Supplied text —
● ● ● ● ● ● ●

Histomorphological analysis

The histomorphological analysis demonstrated a lower mean area percentage of muscle that stained positive with MURF-1 antibody for the AFS-CM group at the two-month mark compared to the Hydrogel group (P=0.02; Figure 7). There was no difference between the groups at two weeks (P=0.36). We found no difference in the mean area percentage of muscle that stained positive with MDA antibody between the groups for both the two-week (P=0.26) and the two-month (P=0.44) time points (Figure 8).

Figure 7 Comparison of mean area percentage staining positive for MURF-1 across groups (AFS-CM, autograft, and hydrogel) and time points (two months and two weeks). The bar graph illustrates the significantly higher percentage of MURF-1 staining in the Autograft group at two months compared to the AFS-CM group (P=0.02). No significant differences were observed between groups at the two-week time point (P=0.36). Error bars signify a 95% confidence interval. Analysis of variance test assessed mean group differences. A post-hoc Tukey’s HSD was performed to assess multiple comparisons of mean differences between groups. *, a post hoc Tukey’s HSD P value of <0.05. AFS-CM, amniotic fluid stem cell-conditioned media; HSD, honestly significant difference.

● ● ● ● ● ● ●

Data under study —
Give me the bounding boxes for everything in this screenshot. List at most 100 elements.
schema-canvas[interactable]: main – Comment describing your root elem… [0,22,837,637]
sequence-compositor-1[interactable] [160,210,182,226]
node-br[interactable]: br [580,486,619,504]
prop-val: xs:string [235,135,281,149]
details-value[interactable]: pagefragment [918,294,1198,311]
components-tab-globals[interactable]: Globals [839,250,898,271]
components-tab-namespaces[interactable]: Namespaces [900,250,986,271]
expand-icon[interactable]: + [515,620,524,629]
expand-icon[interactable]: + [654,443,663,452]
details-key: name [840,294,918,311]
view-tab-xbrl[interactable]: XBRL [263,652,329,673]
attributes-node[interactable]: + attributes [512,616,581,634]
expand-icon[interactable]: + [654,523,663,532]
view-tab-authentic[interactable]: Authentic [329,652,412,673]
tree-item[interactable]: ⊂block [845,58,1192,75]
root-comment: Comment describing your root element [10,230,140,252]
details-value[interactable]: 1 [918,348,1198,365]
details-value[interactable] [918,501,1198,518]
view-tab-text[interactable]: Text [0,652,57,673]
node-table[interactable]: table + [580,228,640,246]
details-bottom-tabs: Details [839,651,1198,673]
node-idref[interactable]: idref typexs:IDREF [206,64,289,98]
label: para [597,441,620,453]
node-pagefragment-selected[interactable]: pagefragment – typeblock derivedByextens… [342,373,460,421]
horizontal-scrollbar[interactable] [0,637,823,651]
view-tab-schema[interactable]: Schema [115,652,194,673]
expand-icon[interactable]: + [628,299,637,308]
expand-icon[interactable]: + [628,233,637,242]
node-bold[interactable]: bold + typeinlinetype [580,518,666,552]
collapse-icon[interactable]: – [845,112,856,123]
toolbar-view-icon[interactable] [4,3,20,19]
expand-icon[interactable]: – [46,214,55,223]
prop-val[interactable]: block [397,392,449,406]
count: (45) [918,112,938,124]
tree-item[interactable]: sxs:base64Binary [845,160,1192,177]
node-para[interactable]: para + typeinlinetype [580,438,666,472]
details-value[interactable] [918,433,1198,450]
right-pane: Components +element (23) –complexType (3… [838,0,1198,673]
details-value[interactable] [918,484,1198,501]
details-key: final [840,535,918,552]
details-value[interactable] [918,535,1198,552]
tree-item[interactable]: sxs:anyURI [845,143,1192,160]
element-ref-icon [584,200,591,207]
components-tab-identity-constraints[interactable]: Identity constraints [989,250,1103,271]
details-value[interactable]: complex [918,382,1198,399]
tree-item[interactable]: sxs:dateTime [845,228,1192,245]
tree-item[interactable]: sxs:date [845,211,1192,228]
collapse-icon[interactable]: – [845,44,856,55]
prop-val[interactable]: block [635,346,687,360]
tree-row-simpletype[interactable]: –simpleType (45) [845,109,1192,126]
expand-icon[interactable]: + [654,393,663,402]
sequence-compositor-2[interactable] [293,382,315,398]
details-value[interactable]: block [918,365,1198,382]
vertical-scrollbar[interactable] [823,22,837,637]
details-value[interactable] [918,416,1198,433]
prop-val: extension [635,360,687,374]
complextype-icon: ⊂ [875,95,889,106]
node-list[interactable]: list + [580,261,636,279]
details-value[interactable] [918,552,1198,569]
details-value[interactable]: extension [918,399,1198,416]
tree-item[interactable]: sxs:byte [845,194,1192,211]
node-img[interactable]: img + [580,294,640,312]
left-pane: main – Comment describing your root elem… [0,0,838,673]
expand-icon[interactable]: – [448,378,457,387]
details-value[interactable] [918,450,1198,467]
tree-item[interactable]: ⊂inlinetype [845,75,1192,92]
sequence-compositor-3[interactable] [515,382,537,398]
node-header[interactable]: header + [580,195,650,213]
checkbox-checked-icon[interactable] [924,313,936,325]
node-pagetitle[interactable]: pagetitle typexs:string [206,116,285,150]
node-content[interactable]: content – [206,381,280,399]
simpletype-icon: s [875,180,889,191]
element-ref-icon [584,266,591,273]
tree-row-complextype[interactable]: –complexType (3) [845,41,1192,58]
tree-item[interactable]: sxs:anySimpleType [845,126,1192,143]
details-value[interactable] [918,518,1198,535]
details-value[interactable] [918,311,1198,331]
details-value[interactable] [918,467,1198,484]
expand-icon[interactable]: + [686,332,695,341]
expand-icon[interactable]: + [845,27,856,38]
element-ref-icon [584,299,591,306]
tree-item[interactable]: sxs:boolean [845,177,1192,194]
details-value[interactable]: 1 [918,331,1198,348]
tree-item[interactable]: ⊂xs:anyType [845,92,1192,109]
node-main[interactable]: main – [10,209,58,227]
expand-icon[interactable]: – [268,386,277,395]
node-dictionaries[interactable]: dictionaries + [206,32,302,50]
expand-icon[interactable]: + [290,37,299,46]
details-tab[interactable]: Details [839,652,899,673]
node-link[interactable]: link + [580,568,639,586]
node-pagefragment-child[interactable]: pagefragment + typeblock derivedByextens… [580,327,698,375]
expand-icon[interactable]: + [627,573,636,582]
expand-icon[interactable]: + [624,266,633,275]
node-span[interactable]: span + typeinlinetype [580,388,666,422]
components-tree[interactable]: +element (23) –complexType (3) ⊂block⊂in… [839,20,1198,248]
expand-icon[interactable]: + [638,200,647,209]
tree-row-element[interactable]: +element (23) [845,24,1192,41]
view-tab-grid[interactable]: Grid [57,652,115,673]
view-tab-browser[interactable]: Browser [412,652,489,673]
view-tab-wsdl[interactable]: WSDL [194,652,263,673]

● ● ● ● ● ● ●

Prompt 1 —
Please answer these questions about the histomorphology passage:
(a) What P value is reported for the MURF-1 comparison between groups at two weeks?
(b) What P value is reported for the MDA comparison at the two-month time point?
(c) What do the error bars in Figure 7 signify?
Prompt 2 — Reproduce the stretch of the histomorphology passage from "Figure 7 Comparison" through "honestly significant difference.".
The lines have nothing to do with the histomorphology passage.

Task output 1 —
(a) P=0.36
(b) P=0.44
(c) A 95% confidence interval

Task output 2 —
Figure 7 Comparison of mean area percentage staining positive for MURF-1 across groups (AFS-CM, autograft, and hydrogel) and time points (two months and two weeks). The bar graph illustrates the significantly higher percentage of MURF-1 staining in the Autograft group at two months compared to the AFS-CM group (P=0.02). No significant differences were observed between groups at the two-week time point (P=0.36). Error bars signify a 95% confidence interval. Analysis of variance test assessed mean group differences. A post-hoc Tukey’s HSD was performed to assess multiple comparisons of mean differences between groups. *, a post hoc Tukey’s HSD P value of <0.05. AFS-CM, amniotic fluid stem cell-conditioned media; HSD, honestly significant difference.